(Saved data entries)
[start]

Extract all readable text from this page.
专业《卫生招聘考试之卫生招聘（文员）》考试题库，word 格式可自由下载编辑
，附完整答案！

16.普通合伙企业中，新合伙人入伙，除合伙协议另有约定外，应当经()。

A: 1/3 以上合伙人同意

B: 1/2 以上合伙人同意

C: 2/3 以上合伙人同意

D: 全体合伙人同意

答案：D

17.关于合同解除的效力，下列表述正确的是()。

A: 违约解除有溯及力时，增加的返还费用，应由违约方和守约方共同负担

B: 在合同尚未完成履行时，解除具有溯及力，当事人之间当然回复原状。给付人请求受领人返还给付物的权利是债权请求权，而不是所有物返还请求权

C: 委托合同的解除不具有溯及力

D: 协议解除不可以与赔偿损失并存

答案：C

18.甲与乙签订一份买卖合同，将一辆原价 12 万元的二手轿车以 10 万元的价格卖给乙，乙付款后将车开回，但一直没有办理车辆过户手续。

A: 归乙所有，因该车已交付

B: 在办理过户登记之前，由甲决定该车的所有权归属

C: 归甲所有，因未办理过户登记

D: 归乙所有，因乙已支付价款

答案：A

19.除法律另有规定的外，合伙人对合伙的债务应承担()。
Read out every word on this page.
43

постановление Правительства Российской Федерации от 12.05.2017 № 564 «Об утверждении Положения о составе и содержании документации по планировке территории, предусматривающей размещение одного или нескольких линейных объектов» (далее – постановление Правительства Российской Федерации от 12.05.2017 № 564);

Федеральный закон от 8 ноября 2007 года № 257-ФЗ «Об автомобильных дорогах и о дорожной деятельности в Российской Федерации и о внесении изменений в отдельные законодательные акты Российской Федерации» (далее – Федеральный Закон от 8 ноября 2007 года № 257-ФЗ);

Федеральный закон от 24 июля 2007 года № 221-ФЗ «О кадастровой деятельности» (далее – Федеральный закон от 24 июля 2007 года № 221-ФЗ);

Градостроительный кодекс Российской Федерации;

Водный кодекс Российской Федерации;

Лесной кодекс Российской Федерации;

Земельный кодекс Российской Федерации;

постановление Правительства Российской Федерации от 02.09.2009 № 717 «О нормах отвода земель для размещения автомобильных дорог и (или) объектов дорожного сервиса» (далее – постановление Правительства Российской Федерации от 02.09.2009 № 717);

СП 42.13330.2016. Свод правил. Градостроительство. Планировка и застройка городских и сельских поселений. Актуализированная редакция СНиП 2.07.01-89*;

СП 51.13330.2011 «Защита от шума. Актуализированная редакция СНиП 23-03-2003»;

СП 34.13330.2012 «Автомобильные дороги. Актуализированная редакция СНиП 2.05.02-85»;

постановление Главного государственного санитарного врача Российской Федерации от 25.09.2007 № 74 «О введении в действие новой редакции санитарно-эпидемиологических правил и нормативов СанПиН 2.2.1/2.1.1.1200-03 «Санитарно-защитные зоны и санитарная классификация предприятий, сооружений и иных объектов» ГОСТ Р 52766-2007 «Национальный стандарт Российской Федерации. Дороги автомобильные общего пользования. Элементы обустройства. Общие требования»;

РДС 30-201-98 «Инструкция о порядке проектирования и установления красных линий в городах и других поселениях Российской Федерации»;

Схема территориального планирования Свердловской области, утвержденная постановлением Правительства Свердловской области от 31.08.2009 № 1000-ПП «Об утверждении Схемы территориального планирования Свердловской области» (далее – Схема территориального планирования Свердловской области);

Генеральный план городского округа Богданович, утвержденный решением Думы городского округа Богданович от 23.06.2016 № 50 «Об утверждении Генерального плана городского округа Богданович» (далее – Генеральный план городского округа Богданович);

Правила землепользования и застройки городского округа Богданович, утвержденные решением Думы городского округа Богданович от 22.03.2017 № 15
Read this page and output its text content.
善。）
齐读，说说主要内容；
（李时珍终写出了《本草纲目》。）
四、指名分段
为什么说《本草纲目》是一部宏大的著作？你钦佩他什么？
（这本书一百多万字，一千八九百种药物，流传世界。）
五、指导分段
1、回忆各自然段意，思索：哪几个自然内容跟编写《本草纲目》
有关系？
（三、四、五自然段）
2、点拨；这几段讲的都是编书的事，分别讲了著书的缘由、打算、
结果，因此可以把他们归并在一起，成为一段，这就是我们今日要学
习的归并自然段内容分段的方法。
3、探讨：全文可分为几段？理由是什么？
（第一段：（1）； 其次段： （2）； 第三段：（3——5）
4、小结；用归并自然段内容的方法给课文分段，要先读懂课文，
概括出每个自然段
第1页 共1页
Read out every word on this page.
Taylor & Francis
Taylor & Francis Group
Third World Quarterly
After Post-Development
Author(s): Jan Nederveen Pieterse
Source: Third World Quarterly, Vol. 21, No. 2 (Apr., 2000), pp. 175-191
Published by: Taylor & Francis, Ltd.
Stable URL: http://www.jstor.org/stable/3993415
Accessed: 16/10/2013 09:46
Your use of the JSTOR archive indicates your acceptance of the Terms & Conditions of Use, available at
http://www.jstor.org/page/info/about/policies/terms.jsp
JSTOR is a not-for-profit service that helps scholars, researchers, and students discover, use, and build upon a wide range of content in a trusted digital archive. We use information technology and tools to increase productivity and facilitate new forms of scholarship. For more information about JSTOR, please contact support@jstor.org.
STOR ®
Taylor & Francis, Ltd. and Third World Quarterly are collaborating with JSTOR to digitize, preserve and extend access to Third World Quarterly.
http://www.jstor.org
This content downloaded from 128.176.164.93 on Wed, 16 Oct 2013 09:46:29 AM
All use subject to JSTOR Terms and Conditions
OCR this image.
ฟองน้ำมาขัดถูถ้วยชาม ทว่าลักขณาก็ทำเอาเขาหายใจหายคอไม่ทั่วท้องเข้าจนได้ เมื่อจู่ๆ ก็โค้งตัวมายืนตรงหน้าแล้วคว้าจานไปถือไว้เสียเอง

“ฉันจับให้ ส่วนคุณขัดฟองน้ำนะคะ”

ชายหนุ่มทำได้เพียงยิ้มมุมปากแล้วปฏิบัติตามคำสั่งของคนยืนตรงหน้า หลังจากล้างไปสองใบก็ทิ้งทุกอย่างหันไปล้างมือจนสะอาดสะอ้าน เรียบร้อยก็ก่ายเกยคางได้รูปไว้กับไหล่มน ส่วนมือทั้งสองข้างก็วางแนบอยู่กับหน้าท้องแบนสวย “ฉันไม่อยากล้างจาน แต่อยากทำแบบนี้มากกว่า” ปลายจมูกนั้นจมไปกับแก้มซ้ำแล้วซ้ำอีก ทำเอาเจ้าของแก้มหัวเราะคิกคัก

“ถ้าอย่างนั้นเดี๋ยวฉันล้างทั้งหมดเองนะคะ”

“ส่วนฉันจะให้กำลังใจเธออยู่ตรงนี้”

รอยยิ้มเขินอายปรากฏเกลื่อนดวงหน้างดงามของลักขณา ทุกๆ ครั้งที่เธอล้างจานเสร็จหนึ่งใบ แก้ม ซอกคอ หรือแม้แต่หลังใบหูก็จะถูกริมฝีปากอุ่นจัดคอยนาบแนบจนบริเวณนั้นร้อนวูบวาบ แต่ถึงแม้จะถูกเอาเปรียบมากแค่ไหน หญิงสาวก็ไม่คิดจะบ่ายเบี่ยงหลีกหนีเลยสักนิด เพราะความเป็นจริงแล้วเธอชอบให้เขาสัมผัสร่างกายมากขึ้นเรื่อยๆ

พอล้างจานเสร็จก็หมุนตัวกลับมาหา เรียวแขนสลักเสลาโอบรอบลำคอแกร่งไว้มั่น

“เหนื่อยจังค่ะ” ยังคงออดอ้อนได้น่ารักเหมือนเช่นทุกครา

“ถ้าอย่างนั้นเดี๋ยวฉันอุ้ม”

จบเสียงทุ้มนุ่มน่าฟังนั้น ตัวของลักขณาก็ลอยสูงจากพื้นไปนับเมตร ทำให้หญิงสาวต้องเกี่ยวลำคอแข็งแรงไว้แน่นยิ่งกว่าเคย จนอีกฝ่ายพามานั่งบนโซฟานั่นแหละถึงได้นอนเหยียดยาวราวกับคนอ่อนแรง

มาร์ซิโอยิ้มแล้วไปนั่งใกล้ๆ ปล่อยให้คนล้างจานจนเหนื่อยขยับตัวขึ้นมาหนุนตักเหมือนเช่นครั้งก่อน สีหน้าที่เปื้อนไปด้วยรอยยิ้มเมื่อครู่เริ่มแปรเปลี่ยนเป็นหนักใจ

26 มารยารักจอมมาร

[end]

### Task directions
What are the lines from the one with "OCR this image." through the last line of the records above? Quote them exactly and add nothing.

### Exercise solution
OCR this image.
ฟองน้ำมาขัดถูถ้วยชาม ทว่าลักขณาก็ทำเอาเขาหายใจหายคอไม่ทั่วท้องเข้าจนได้ เมื่อจู่ๆ ก็โค้งตัวมายืนตรงหน้าแล้วคว้าจานไปถือไว้เสียเอง

“ฉันจับให้ ส่วนคุณขัดฟองน้ำนะคะ”

ชายหนุ่มทำได้เพียงยิ้มมุมปากแล้วปฏิบัติตามคำสั่งของคนยืนตรงหน้า หลังจากล้างไปสองใบก็ทิ้งทุกอย่างหันไปล้างมือจนสะอาดสะอ้าน เรียบร้อยก็ก่ายเกยคางได้รูปไว้กับไหล่มน ส่วนมือทั้งสองข้างก็วางแนบอยู่กับหน้าท้องแบนสวย “ฉันไม่อยากล้างจาน แต่อยากทำแบบนี้มากกว่า” ปลายจมูกนั้นจมไปกับแก้มซ้ำแล้วซ้ำอีก ทำเอาเจ้าของแก้มหัวเราะคิกคัก

“ถ้าอย่างนั้นเดี๋ยวฉันล้างทั้งหมดเองนะคะ”

“ส่วนฉันจะให้กำลังใจเธออยู่ตรงนี้”

รอยยิ้มเขินอายปรากฏเกลื่อนดวงหน้างดงามของลักขณา ทุกๆ ครั้งที่เธอล้างจานเสร็จหนึ่งใบ แก้ม ซอกคอ หรือแม้แต่หลังใบหูก็จะถูกริมฝีปากอุ่นจัดคอยนาบแนบจนบริเวณนั้นร้อนวูบวาบ แต่ถึงแม้จะถูกเอาเปรียบมากแค่ไหน หญิงสาวก็ไม่คิดจะบ่ายเบี่ยงหลีกหนีเลยสักนิด เพราะความเป็นจริงแล้วเธอชอบให้เขาสัมผัสร่างกายมากขึ้นเรื่อยๆ

พอล้างจานเสร็จก็หมุนตัวกลับมาหา เรียวแขนสลักเสลาโอบรอบลำคอแกร่งไว้มั่น

“เหนื่อยจังค่ะ” ยังคงออดอ้อนได้น่ารักเหมือนเช่นทุกครา

“ถ้าอย่างนั้นเดี๋ยวฉันอุ้ม”

จบเสียงทุ้มนุ่มน่าฟังนั้น ตัวของลักขณาก็ลอยสูงจากพื้นไปนับเมตร ทำให้หญิงสาวต้องเกี่ยวลำคอแข็งแรงไว้แน่นยิ่งกว่าเคย จนอีกฝ่ายพามานั่งบนโซฟานั่นแหละถึงได้นอนเหยียดยาวราวกับคนอ่อนแรง

มาร์ซิโอยิ้มแล้วไปนั่งใกล้ๆ ปล่อยให้คนล้างจานจนเหนื่อยขยับตัวขึ้นมาหนุนตักเหมือนเช่นครั้งก่อน สีหน้าที่เปื้อนไปด้วยรอยยิ้มเมื่อครู่เริ่มแปรเปลี่ยนเป็นหนักใจ

26 มารยารักจอมมาร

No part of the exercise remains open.